:: DATA EXTRACT ::
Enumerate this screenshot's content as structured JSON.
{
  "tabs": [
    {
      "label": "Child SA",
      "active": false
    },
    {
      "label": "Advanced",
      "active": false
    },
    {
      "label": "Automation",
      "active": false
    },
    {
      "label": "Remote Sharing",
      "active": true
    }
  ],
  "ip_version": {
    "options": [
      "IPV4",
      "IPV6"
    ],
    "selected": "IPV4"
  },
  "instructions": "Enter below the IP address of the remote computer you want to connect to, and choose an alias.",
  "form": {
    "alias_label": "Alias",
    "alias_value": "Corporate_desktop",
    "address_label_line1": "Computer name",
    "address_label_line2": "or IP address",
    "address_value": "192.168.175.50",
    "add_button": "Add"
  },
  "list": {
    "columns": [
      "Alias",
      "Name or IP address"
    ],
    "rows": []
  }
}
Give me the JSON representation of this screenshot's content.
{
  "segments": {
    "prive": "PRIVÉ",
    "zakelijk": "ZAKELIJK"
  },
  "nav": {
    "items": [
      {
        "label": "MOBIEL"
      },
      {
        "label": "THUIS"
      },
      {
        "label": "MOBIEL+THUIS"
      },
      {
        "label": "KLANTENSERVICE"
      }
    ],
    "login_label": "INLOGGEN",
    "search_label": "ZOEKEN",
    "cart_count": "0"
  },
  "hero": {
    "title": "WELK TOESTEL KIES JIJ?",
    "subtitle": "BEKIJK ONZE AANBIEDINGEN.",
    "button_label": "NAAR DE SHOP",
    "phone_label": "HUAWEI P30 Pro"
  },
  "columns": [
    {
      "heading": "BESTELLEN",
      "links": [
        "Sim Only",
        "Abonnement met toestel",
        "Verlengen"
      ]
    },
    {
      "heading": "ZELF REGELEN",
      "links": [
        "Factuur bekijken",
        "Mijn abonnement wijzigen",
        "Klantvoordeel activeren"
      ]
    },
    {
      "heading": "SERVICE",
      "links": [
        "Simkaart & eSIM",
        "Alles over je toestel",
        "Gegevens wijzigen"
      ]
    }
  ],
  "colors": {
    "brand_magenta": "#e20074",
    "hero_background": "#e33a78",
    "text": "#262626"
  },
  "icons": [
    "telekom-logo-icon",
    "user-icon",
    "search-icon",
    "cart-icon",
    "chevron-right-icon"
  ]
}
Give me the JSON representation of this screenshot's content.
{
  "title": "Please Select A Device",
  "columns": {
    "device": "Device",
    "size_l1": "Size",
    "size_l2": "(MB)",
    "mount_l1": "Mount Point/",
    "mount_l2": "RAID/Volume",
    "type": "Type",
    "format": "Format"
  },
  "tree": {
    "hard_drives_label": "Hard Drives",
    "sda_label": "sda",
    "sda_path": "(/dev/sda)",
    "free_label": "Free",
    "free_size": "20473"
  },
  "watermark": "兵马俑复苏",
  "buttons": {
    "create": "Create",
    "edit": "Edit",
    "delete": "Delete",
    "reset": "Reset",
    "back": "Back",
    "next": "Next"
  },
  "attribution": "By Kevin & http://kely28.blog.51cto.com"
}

:: REQUIRED WORK ::
Search the records for the word "heading", then list every line that has it.

:: PROBLEM SOLUTION ::
      "heading": "BESTELLEN",
      "heading": "ZELF REGELEN",
      "heading": "SERVICE",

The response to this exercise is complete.